What is needed:
Leaving the pictures aside, transcribe every line below exactly.

◇ ◇ ◇ ◇

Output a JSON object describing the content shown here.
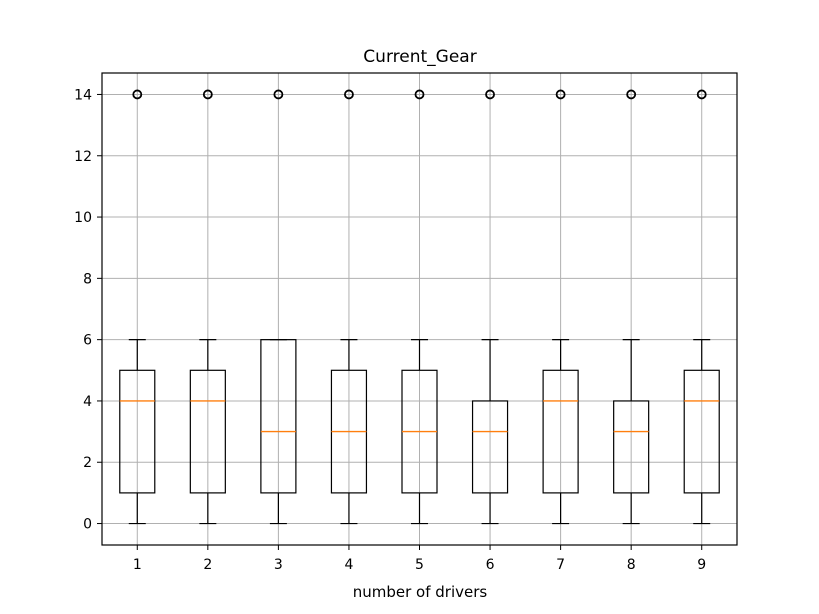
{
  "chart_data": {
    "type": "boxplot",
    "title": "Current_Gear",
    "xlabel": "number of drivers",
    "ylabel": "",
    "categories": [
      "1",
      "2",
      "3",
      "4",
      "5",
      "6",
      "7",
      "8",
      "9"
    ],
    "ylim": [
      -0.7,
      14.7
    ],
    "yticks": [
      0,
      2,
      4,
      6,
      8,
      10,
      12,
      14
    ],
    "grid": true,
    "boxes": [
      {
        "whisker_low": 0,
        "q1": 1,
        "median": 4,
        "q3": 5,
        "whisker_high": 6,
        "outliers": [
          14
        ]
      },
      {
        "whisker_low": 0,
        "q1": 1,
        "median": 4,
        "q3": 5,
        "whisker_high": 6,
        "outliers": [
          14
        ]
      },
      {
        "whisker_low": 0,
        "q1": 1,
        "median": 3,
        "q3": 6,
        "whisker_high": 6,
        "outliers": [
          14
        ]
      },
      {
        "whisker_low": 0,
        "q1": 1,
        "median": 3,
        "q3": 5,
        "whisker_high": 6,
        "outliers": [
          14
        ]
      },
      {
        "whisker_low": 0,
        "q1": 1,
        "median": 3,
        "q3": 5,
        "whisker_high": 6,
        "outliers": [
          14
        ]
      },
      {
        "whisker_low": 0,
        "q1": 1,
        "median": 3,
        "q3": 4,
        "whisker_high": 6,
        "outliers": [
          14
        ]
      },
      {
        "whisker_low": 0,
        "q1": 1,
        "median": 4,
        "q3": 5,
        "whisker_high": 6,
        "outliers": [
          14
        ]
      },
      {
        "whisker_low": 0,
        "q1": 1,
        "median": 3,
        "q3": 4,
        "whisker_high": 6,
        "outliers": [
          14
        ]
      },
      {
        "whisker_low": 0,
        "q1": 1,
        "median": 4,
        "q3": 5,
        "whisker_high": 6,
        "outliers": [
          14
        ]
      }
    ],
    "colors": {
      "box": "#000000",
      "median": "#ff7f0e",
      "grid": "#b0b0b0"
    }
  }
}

◇ ◇ ◇ ◇

In response:
Output a JSON object describing the content shown here.
{
  "chart_data": {
    "type": "boxplot",
    "title": "Current_Gear",
    "xlabel": "number of drivers",
    "ylabel": "",
    "categories": [
      "1",
      "2",
      "3",
      "4",
      "5",
      "6",
      "7",
      "8",
      "9"
    ],
    "ylim": [
      -0.7,
      14.7
    ],
    "yticks": [
      0,
      2,
      4,
      6,
      8,
      10,
      12,
      14
    ],
    "grid": true,
    "boxes": [
      {
        "whisker_low": 0,
        "q1": 1,
        "median": 4,
        "q3": 5,
        "whisker_high": 6,
        "outliers": [
          14
        ]
      },
      {
        "whisker_low": 0,
        "q1": 1,
        "median": 4,
        "q3": 5,
        "whisker_high": 6,
        "outliers": [
          14
        ]
      },
      {
        "whisker_low": 0,
        "q1": 1,
        "median": 3,
        "q3": 6,
        "whisker_high": 6,
        "outliers": [
          14
        ]
      },
      {
        "whisker_low": 0,
        "q1": 1,
        "median": 3,
        "q3": 5,
        "whisker_high": 6,
        "outliers": [
          14
        ]
      },
      {
        "whisker_low": 0,
        "q1": 1,
        "median": 3,
        "q3": 5,
        "whisker_high": 6,
        "outliers": [
          14
        ]
      },
      {
        "whisker_low": 0,
        "q1": 1,
        "median": 3,
        "q3": 4,
        "whisker_high": 6,
        "outliers": [
          14
        ]
      },
      {
        "whisker_low": 0,
        "q1": 1,
        "median": 4,
        "q3": 5,
        "whisker_high": 6,
        "outliers": [
          14
        ]
      },
      {
        "whisker_low": 0,
        "q1": 1,
        "median": 3,
        "q3": 4,
        "whisker_high": 6,
        "outliers": [
          14
        ]
      },
      {
        "whisker_low": 0,
        "q1": 1,
        "median": 4,
        "q3": 5,
        "whisker_high": 6,
        "outliers": [
          14
        ]
      }
    ],
    "colors": {
      "box": "#000000",
      "median": "#ff7f0e",
      "grid": "#b0b0b0"
    }
  }
}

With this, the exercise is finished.